• _Exercise_
Locate the word "custom" in the entries below, then gather every line that holds it.

• _Given data_

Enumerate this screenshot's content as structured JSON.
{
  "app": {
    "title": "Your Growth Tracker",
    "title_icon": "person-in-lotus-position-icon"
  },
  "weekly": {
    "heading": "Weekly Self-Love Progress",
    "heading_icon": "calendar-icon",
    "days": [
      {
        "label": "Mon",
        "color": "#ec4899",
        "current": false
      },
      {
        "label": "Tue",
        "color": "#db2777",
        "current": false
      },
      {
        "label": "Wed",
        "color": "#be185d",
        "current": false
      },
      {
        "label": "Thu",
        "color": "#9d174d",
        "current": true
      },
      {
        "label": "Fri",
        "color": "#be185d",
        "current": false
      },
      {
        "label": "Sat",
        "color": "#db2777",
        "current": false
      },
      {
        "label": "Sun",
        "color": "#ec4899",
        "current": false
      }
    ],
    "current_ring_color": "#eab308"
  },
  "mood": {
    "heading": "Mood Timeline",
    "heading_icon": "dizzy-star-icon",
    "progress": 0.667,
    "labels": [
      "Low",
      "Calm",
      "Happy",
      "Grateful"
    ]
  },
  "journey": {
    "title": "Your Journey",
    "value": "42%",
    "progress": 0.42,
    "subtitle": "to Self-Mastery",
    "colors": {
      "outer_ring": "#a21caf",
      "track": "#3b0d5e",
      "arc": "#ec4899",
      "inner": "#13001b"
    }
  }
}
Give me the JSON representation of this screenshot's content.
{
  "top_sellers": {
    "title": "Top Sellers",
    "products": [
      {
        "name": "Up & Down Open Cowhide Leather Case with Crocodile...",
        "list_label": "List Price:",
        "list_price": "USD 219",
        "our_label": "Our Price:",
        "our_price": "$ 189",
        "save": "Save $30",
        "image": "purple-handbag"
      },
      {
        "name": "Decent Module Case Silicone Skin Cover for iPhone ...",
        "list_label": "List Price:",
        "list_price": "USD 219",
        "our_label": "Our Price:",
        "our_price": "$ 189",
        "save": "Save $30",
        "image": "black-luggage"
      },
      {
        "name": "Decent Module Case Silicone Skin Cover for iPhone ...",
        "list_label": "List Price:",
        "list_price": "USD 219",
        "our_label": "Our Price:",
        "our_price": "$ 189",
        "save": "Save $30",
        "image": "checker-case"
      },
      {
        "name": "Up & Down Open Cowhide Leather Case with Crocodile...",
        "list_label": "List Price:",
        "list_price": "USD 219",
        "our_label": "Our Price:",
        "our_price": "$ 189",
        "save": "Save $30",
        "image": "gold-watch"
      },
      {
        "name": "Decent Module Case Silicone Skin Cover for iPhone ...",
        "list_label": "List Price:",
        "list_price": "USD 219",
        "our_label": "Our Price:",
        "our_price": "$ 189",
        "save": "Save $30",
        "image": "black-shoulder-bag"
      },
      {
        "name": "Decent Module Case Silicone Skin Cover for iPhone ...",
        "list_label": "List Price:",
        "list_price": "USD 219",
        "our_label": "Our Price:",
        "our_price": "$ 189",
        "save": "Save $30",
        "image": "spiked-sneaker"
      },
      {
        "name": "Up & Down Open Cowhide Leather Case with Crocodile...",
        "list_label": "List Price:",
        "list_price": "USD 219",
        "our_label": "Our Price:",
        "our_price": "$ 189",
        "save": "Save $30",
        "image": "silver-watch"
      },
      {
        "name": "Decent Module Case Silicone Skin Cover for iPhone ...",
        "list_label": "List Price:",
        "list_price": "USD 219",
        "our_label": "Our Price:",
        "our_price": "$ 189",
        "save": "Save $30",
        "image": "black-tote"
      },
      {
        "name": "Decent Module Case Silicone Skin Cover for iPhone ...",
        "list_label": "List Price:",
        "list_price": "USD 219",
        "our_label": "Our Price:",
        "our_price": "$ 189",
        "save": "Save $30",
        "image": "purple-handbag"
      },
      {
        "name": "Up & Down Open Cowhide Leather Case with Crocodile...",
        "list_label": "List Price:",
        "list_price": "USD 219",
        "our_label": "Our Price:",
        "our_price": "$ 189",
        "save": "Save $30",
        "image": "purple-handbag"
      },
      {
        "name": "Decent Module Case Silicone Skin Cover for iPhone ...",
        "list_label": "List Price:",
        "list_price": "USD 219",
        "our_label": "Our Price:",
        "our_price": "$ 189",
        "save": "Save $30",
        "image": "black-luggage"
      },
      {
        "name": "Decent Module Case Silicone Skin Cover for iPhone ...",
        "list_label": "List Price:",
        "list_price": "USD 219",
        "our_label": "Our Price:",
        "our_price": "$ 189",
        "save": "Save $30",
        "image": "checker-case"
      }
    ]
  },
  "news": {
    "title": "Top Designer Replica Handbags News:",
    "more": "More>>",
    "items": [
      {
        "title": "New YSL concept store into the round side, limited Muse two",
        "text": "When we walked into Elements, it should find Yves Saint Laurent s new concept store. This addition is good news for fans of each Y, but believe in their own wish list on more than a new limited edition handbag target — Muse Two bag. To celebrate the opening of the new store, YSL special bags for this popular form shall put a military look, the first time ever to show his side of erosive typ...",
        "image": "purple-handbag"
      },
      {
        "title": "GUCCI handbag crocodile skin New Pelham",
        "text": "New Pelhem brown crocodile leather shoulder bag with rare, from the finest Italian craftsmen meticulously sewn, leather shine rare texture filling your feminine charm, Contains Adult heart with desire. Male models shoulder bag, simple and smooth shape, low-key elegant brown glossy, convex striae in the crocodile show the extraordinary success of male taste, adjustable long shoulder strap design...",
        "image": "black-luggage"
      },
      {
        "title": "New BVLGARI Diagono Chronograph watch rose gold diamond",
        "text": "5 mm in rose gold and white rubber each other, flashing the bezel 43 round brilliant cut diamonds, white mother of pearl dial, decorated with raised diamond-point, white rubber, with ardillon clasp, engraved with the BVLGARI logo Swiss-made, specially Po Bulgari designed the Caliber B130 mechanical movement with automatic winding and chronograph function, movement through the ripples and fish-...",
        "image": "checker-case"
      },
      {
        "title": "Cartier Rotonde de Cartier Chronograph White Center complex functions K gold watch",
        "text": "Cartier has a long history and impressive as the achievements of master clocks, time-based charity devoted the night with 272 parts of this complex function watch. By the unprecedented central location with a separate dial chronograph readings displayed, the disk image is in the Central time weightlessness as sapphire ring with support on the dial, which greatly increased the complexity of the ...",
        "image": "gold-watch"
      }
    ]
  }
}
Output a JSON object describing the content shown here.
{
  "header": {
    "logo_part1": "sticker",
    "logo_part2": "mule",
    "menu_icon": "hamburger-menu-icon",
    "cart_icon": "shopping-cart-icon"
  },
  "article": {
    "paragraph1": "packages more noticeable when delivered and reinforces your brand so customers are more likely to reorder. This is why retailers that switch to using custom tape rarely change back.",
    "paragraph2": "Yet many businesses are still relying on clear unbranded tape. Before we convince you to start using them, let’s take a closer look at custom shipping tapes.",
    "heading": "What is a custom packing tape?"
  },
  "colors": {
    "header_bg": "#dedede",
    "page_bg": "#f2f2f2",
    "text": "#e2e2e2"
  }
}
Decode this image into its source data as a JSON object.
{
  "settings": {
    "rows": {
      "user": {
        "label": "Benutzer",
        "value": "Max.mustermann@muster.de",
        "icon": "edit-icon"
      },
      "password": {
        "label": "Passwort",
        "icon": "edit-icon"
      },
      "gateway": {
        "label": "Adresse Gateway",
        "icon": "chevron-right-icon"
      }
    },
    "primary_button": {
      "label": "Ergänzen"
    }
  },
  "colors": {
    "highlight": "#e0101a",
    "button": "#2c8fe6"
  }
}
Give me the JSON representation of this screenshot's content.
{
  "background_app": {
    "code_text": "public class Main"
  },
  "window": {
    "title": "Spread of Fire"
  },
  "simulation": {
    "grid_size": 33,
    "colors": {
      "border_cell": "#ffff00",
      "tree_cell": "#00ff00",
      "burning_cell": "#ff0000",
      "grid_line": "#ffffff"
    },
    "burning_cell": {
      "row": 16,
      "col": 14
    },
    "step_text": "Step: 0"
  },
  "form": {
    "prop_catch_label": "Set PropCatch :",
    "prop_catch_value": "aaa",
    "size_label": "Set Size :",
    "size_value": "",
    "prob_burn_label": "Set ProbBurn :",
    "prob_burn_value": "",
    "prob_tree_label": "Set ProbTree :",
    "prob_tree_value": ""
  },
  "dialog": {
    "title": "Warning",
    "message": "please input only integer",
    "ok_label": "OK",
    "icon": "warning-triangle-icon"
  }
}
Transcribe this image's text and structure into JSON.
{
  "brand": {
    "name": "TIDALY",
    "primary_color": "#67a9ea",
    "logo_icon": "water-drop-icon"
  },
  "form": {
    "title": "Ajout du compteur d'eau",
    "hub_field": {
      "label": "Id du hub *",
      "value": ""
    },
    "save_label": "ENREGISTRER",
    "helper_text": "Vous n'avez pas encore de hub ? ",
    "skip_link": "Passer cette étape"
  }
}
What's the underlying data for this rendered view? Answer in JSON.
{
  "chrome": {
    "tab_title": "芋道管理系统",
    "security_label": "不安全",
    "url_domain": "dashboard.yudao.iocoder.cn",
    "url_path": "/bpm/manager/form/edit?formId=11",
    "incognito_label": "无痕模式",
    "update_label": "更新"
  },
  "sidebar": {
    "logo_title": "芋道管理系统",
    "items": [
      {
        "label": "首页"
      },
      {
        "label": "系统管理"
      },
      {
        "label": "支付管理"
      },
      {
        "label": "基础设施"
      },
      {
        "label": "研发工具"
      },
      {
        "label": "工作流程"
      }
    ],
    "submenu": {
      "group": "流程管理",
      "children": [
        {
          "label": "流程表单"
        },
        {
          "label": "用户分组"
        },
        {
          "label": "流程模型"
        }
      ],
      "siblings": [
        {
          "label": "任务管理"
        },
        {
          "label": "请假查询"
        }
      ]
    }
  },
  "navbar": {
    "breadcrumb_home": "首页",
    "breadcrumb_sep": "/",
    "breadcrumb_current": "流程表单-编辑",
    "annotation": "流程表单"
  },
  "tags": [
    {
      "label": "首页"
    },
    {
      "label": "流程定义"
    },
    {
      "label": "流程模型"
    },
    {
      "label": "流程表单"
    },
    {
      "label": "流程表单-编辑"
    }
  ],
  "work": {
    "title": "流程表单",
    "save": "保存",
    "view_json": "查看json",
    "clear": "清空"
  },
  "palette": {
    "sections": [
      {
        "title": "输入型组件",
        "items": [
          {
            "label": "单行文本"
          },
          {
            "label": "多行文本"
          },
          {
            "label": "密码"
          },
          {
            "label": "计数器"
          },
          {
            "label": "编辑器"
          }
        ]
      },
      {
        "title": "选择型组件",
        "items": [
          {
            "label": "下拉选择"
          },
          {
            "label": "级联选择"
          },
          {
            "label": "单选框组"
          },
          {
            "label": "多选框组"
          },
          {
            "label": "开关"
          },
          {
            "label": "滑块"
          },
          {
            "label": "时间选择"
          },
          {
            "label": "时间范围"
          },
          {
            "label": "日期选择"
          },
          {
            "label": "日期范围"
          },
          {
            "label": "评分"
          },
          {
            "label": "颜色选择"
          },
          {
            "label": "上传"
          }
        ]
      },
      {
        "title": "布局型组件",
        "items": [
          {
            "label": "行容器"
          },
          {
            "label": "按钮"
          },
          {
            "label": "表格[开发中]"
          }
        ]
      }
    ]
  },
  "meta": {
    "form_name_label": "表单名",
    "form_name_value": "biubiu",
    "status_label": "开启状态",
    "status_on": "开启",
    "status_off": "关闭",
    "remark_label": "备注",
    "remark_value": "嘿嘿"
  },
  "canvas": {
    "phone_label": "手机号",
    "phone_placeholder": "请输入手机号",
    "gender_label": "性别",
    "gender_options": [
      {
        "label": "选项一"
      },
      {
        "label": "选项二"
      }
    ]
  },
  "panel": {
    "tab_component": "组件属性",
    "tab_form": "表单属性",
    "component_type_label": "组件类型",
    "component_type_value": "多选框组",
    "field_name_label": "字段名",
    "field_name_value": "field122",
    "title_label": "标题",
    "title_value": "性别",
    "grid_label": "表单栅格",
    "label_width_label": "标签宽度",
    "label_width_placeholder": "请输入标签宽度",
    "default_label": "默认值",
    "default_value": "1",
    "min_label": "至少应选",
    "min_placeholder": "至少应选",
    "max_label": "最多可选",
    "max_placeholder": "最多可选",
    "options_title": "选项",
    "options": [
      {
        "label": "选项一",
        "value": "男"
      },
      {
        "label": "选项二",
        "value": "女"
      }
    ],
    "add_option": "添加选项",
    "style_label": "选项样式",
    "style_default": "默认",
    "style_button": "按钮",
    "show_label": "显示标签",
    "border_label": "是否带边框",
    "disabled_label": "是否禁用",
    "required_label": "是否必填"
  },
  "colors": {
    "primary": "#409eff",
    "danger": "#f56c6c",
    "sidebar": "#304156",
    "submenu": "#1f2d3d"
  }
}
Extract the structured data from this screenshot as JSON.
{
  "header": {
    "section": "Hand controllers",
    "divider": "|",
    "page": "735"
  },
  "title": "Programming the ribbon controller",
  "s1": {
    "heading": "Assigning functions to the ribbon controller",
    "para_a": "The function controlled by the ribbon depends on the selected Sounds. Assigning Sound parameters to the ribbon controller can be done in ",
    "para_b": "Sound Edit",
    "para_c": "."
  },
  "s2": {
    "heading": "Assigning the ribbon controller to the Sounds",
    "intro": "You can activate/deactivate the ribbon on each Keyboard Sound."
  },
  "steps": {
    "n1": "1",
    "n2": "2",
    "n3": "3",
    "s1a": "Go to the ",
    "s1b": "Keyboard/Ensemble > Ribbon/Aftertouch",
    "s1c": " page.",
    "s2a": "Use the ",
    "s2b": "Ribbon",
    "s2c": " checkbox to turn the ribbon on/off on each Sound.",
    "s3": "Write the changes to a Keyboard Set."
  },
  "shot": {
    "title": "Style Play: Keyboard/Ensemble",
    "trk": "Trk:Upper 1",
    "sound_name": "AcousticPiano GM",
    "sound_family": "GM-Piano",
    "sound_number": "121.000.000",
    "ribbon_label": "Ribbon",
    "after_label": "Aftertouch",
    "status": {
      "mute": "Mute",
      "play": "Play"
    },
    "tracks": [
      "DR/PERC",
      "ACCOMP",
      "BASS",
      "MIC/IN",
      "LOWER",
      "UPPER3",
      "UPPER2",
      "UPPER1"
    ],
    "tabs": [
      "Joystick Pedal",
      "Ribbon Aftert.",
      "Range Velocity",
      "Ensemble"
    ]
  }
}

• _Task response_
    "paragraph1": "packages more noticeable when delivered and reinforces your brand so customers are more likely to reorder. This is why retailers that switch to using custom tape rarely change back.",
    "paragraph2": "Yet many businesses are still relying on clear unbranded tape. Before we convince you to start using them, let’s take a closer look at custom shipping tapes.",
    "heading": "What is a custom packing tape?"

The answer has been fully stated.